### Excerpted text

As you can tell from the name of this Substack, I write with the intention to address these temporal and perceptual gaps. These ramblings of mine that you’ve so adventurously subscribed to read will delve into the Chinese entertainment industry and its fans, which can be jointly referred to using the umbrella term fanquan (饭圈), fan circles.
I will share with you the most intriguing or noteworthy incidents in fanquan, alongside the latest updates in fanquan studies written in the Chinese language.
What this will not be is a definitive conclusion of any sort. Think of me as a campus tour guide, wearing tacky logo shirts (most likely manufactured in China) and over-enthusiastically handing out freshers’ pamphlets with too much text that most won’t read.
I’m no professor, but I know my way around the neighborhood. I started to read Harry Potter fan fiction before I was old enough to own an iPod. I want to stir up conversations about what’s happening in and to Chinese fanquan, as an insider and an observer. Why?

### Dataset section

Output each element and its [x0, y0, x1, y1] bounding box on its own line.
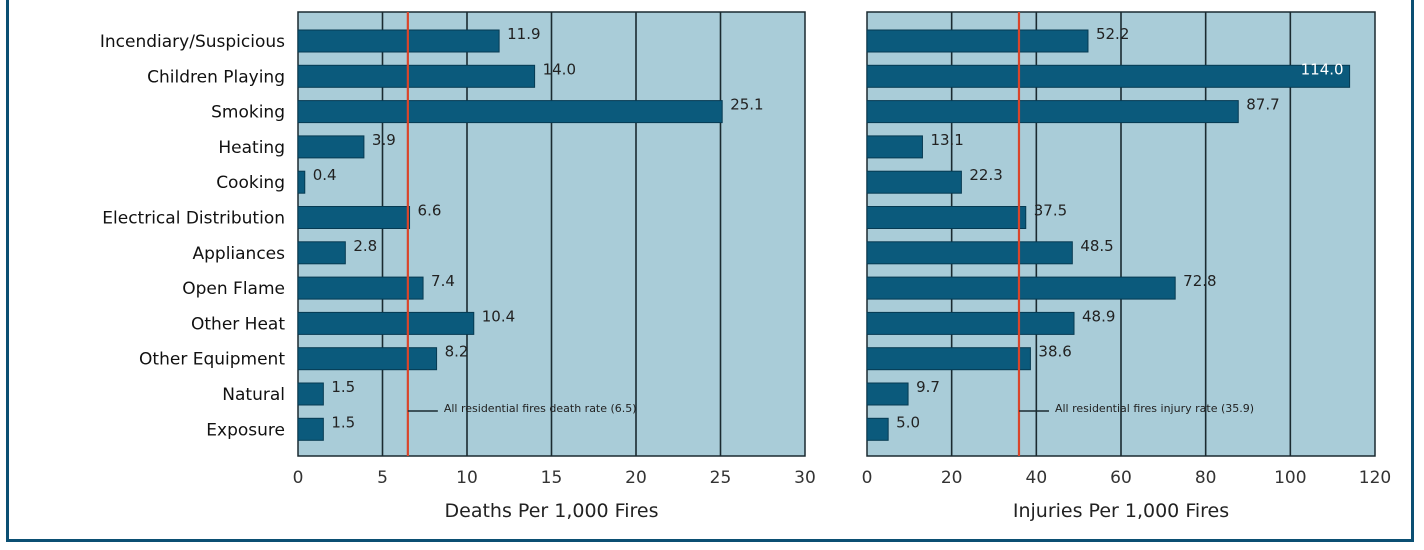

### What you have to do
Carry on the piece about Chinese fan circles, picking up right after its final question, "Why?" The lines above come from a different source than the text.

### Written reply
Because I am and will be arguing, in everything I put out, that fanquan is a space of emergent discursive opportunities, sprouting civil action and changing consciousnesses. Its significance is often trivialised and undermined by its entertainment undertones. The following issues of this newsletter will cover the debates, protests, and habitual practices in fanquan to dispute this oversight.
As I weigh my words in this piece, I can’t help but feel as if the most glaring fault lies between me and every single one of you. I’ve been online long enough to know how meaning gets distorted when its building blocks are ghostlike alphabets made up by 0 and 1s. I might as well be speaking into the void, but I’m willing to shout until the rocks echo and I hope I’d get to hear your voice across the fractured land.
With that, let’s give ourselves a hug for a long, long year.
Wishing you nothing but the best and see you soon!